◆ Requirement
Exactly as written, please set down all of the entries again, with no pictures.

Stored items
^^^^^^^^^^^^^^^^
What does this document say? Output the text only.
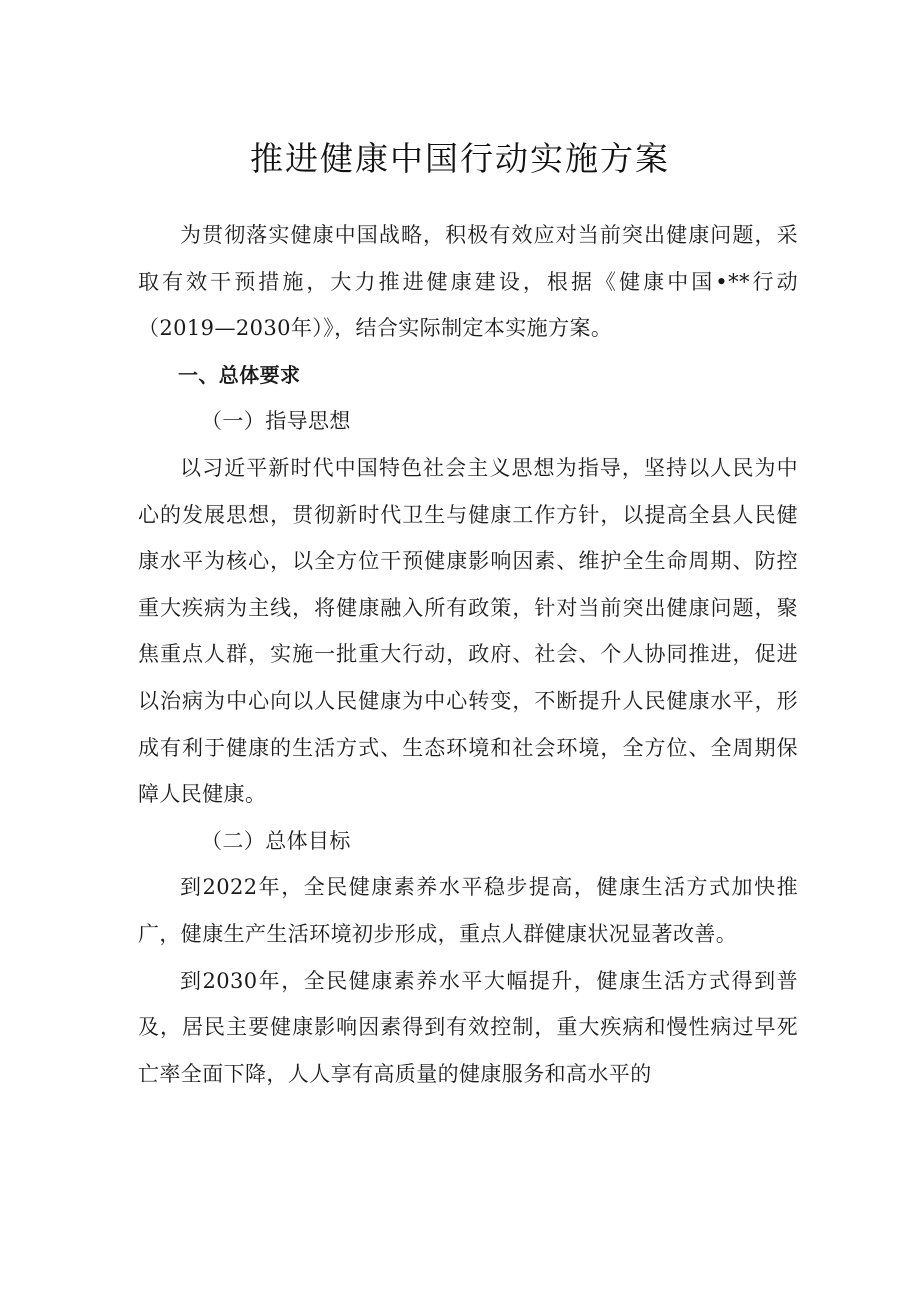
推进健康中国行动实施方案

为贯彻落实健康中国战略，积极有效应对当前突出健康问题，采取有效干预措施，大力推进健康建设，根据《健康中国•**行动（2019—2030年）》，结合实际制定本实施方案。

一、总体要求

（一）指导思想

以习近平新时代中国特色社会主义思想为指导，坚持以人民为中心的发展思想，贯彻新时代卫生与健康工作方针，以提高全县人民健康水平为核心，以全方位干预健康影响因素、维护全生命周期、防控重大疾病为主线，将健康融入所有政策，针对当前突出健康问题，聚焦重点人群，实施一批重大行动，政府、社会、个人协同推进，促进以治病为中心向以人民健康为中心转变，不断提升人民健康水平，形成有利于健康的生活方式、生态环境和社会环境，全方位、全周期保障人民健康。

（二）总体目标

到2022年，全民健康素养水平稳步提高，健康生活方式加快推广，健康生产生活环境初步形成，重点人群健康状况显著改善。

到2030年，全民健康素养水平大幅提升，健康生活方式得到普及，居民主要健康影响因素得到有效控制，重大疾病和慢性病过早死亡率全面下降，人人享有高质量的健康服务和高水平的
^^^^^^^^^^^^^^^^
◆ Final answer
What does this document say? Output the text only.
推进健康中国行动实施方案

为贯彻落实健康中国战略，积极有效应对当前突出健康问题，采取有效干预措施，大力推进健康建设，根据《健康中国•**行动（2019—2030年）》，结合实际制定本实施方案。

一、总体要求

（一）指导思想

以习近平新时代中国特色社会主义思想为指导，坚持以人民为中心的发展思想，贯彻新时代卫生与健康工作方针，以提高全县人民健康水平为核心，以全方位干预健康影响因素、维护全生命周期、防控重大疾病为主线，将健康融入所有政策，针对当前突出健康问题，聚焦重点人群，实施一批重大行动，政府、社会、个人协同推进，促进以治病为中心向以人民健康为中心转变，不断提升人民健康水平，形成有利于健康的生活方式、生态环境和社会环境，全方位、全周期保障人民健康。

（二）总体目标

到2022年，全民健康素养水平稳步提高，健康生活方式加快推广，健康生产生活环境初步形成，重点人群健康状况显著改善。

到2030年，全民健康素养水平大幅提升，健康生活方式得到普及，居民主要健康影响因素得到有效控制，重大疾病和慢性病过早死亡率全面下降，人人享有高质量的健康服务和高水平的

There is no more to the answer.